**REQUIRED WORK**: Write out the material below again, unchanged.

**DATA PROVIDED**:
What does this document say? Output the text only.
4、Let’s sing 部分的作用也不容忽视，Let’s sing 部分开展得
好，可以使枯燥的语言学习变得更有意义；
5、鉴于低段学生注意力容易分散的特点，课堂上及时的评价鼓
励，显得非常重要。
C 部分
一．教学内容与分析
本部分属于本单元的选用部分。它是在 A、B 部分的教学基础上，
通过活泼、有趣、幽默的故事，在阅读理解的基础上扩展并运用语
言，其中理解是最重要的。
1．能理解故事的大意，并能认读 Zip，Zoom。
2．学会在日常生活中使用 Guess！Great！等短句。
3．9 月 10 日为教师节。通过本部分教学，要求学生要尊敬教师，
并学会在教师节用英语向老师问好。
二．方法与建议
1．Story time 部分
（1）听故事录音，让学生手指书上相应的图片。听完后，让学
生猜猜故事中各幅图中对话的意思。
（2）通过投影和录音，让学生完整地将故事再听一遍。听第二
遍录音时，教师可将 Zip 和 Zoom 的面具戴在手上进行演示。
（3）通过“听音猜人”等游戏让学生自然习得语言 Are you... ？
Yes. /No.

**EXPECTED OUTPUT**:
What does this document say? Output the text only.
4、Let’s sing 部分的作用也不容忽视，Let’s sing 部分开展得
好，可以使枯燥的语言学习变得更有意义；
5、鉴于低段学生注意力容易分散的特点，课堂上及时的评价鼓
励，显得非常重要。
C 部分
一．教学内容与分析
本部分属于本单元的选用部分。它是在 A、B 部分的教学基础上，
通过活泼、有趣、幽默的故事，在阅读理解的基础上扩展并运用语
言，其中理解是最重要的。
1．能理解故事的大意，并能认读 Zip，Zoom。
2．学会在日常生活中使用 Guess！Great！等短句。
3．9 月 10 日为教师节。通过本部分教学，要求学生要尊敬教师，
并学会在教师节用英语向老师问好。
二．方法与建议
1．Story time 部分
（1）听故事录音，让学生手指书上相应的图片。听完后，让学
生猜猜故事中各幅图中对话的意思。
（2）通过投影和录音，让学生完整地将故事再听一遍。听第二
遍录音时，教师可将 Zip 和 Zoom 的面具戴在手上进行演示。
（3）通过“听音猜人”等游戏让学生自然习得语言 Are you... ？
Yes. /No.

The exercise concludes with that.